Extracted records
▶

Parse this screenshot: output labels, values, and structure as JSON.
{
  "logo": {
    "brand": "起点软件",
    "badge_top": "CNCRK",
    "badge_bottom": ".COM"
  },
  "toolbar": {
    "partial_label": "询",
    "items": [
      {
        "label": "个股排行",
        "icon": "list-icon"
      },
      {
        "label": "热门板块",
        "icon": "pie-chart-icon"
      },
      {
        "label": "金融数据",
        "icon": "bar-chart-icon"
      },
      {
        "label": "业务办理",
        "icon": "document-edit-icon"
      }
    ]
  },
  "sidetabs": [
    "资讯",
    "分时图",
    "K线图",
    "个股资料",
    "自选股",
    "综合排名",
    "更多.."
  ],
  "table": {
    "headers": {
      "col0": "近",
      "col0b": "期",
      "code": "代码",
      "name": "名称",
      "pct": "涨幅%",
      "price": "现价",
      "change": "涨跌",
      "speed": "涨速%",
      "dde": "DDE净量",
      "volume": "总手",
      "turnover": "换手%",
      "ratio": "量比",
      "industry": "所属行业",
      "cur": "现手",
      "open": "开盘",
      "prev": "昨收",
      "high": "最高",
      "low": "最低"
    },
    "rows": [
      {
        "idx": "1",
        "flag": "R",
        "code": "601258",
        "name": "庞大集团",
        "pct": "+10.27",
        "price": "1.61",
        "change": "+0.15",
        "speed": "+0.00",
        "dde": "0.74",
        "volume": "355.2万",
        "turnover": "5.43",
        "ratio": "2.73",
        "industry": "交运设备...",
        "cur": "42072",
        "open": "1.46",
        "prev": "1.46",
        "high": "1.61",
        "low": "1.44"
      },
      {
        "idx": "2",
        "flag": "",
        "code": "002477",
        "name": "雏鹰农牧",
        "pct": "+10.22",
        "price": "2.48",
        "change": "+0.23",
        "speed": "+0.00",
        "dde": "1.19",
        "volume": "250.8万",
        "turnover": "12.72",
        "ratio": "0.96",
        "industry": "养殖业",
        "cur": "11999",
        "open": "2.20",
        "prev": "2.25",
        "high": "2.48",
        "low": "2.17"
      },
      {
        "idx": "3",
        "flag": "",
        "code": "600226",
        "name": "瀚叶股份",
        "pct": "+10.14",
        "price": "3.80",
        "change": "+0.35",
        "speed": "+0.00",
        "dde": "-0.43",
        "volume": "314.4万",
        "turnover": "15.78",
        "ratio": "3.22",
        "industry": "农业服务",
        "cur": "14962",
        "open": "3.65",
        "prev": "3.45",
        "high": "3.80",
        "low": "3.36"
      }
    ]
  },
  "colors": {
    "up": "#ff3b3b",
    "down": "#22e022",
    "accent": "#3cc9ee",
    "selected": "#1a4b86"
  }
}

◀

Would you give the material above again, complete and exact?

Parse this screenshot: output labels, values, and structure as JSON.
{
  "logo": {
    "brand": "起点软件",
    "badge_top": "CNCRK",
    "badge_bottom": ".COM"
  },
  "toolbar": {
    "partial_label": "询",
    "items": [
      {
        "label": "个股排行",
        "icon": "list-icon"
      },
      {
        "label": "热门板块",
        "icon": "pie-chart-icon"
      },
      {
        "label": "金融数据",
        "icon": "bar-chart-icon"
      },
      {
        "label": "业务办理",
        "icon": "document-edit-icon"
      }
    ]
  },
  "sidetabs": [
    "资讯",
    "分时图",
    "K线图",
    "个股资料",
    "自选股",
    "综合排名",
    "更多.."
  ],
  "table": {
    "headers": {
      "col0": "近",
      "col0b": "期",
      "code": "代码",
      "name": "名称",
      "pct": "涨幅%",
      "price": "现价",
      "change": "涨跌",
      "speed": "涨速%",
      "dde": "DDE净量",
      "volume": "总手",
      "turnover": "换手%",
      "ratio": "量比",
      "industry": "所属行业",
      "cur": "现手",
      "open": "开盘",
      "prev": "昨收",
      "high": "最高",
      "low": "最低"
    },
    "rows": [
      {
        "idx": "1",
        "flag": "R",
        "code": "601258",
        "name": "庞大集团",
        "pct": "+10.27",
        "price": "1.61",
        "change": "+0.15",
        "speed": "+0.00",
        "dde": "0.74",
        "volume": "355.2万",
        "turnover": "5.43",
        "ratio": "2.73",
        "industry": "交运设备...",
        "cur": "42072",
        "open": "1.46",
        "prev": "1.46",
        "high": "1.61",
        "low": "1.44"
      },
      {
        "idx": "2",
        "flag": "",
        "code": "002477",
        "name": "雏鹰农牧",
        "pct": "+10.22",
        "price": "2.48",
        "change": "+0.23",
        "speed": "+0.00",
        "dde": "1.19",
        "volume": "250.8万",
        "turnover": "12.72",
        "ratio": "0.96",
        "industry": "养殖业",
        "cur": "11999",
        "open": "2.20",
        "prev": "2.25",
        "high": "2.48",
        "low": "2.17"
      },
      {
        "idx": "3",
        "flag": "",
        "code": "600226",
        "name": "瀚叶股份",
        "pct": "+10.14",
        "price": "3.80",
        "change": "+0.35",
        "speed": "+0.00",
        "dde": "-0.43",
        "volume": "314.4万",
        "turnover": "15.78",
        "ratio": "3.22",
        "industry": "农业服务",
        "cur": "14962",
        "open": "3.65",
        "prev": "3.45",
        "high": "3.80",
        "low": "3.36"
      }
    ]
  },
  "colors": {
    "up": "#ff3b3b",
    "down": "#22e022",
    "accent": "#3cc9ee",
    "selected": "#1a4b86"
  }
}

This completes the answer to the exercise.